#### SUPPLIED MATERIAL
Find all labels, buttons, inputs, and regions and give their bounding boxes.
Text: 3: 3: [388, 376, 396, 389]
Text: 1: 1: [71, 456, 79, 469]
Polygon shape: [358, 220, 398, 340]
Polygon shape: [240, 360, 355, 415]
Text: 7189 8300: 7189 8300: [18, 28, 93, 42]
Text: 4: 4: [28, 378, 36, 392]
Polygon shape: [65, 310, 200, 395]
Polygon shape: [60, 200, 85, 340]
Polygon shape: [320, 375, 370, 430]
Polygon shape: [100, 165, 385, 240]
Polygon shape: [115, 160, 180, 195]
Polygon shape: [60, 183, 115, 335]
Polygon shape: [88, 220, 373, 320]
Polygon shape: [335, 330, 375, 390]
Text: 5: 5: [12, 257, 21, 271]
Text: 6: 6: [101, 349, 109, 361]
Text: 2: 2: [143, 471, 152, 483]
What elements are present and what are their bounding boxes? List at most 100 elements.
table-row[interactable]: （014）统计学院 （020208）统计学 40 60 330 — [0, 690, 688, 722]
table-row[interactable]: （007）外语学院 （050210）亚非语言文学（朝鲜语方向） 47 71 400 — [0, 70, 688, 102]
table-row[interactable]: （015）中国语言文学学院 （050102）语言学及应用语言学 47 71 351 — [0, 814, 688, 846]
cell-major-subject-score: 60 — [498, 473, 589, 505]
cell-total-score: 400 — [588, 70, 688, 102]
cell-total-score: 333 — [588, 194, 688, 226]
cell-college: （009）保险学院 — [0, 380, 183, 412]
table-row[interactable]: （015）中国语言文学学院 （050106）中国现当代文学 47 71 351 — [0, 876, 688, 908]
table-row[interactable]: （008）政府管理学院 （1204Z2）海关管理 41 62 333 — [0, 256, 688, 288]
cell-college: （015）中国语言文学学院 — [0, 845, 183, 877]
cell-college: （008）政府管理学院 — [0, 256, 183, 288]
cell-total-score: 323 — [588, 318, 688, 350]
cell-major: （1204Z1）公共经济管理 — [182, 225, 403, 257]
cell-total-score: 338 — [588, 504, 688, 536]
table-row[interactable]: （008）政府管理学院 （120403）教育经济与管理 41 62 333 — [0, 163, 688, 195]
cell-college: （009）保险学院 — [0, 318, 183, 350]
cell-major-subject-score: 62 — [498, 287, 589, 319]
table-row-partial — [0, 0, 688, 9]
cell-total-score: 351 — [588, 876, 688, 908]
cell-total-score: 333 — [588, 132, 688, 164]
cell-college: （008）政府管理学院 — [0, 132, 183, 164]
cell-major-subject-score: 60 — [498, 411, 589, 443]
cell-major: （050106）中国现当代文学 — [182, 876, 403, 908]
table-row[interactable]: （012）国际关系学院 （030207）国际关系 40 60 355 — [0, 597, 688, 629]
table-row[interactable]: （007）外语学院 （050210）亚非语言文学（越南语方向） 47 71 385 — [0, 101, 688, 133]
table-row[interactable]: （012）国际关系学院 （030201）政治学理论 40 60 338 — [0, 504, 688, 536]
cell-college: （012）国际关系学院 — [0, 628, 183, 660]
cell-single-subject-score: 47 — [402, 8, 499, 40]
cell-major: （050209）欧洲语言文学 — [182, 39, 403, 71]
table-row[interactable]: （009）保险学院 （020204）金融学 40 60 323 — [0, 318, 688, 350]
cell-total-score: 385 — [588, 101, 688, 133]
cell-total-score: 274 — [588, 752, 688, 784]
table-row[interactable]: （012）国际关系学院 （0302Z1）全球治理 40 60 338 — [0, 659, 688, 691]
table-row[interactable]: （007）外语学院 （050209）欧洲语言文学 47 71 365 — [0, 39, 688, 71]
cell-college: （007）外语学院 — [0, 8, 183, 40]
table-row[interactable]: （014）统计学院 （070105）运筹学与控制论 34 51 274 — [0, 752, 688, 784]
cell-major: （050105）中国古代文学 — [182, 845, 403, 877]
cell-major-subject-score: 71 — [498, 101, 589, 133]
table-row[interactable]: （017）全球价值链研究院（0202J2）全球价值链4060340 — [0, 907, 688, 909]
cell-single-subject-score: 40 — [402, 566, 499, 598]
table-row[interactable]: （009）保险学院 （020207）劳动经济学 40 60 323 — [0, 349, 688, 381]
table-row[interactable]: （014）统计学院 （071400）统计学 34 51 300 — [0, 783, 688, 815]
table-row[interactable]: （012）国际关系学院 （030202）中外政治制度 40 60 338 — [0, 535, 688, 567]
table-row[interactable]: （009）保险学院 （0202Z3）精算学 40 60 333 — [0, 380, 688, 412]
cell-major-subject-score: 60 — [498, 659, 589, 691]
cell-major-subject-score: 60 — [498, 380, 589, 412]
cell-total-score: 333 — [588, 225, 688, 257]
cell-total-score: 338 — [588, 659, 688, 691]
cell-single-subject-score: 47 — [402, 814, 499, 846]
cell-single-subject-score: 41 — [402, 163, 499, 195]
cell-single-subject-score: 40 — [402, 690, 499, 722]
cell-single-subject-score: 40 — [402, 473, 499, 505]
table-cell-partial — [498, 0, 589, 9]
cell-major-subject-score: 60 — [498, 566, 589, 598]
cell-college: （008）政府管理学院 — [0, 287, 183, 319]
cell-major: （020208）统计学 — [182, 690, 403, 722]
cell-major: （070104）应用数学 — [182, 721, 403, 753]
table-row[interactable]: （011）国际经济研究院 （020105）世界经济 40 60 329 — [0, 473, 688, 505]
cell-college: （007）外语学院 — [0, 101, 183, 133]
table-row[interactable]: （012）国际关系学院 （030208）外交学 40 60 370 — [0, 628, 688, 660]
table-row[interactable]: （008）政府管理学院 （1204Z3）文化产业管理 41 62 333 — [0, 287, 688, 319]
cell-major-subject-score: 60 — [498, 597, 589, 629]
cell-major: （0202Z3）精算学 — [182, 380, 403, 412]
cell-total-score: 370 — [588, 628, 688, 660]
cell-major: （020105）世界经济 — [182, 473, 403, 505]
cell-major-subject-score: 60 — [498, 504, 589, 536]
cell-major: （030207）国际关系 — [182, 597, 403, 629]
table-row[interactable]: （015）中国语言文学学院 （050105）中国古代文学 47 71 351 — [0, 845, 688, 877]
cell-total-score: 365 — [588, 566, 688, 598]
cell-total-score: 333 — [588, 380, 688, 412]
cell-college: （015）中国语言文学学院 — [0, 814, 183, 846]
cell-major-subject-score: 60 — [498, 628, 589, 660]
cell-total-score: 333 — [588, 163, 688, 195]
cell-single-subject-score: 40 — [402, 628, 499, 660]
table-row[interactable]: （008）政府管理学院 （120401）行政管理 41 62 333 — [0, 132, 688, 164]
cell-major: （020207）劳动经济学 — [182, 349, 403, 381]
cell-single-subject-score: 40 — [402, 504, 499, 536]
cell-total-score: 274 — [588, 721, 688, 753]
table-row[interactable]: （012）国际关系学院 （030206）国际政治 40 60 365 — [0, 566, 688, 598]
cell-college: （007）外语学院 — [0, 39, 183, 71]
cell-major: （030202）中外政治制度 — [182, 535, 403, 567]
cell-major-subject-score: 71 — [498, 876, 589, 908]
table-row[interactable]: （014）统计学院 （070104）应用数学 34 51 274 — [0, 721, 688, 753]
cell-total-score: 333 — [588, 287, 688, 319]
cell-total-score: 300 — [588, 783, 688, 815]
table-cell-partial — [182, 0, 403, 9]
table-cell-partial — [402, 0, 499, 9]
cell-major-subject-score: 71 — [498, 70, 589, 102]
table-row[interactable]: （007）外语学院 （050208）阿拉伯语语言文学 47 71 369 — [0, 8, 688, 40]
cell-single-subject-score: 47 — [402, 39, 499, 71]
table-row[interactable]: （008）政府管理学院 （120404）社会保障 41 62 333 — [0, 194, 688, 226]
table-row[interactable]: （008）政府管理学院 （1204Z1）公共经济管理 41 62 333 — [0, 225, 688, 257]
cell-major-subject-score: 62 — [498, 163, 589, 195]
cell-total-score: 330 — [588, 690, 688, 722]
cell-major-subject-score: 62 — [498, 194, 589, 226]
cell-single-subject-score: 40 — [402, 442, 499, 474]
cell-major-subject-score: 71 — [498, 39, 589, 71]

#### EXERCISE AIM
Rewrite the items starting at the beginning of the items and ending at the line containing "Polygon shape: [115, 160, 180, 195]", with "bounding boxes" replaced by "enclosing boxes" and everything else unchanged.

#### FINISHED TASK
Find all labels, buttons, inputs, and regions and give their enclosing boxes.
Text: 3: 3: [388, 376, 396, 389]
Text: 1: 1: [71, 456, 79, 469]
Polygon shape: [358, 220, 398, 340]
Polygon shape: [240, 360, 355, 415]
Text: 7189 8300: 7189 8300: [18, 28, 93, 42]
Text: 4: 4: [28, 378, 36, 392]
Polygon shape: [65, 310, 200, 395]
Polygon shape: [60, 200, 85, 340]
Polygon shape: [320, 375, 370, 430]
Polygon shape: [100, 165, 385, 240]
Polygon shape: [115, 160, 180, 195]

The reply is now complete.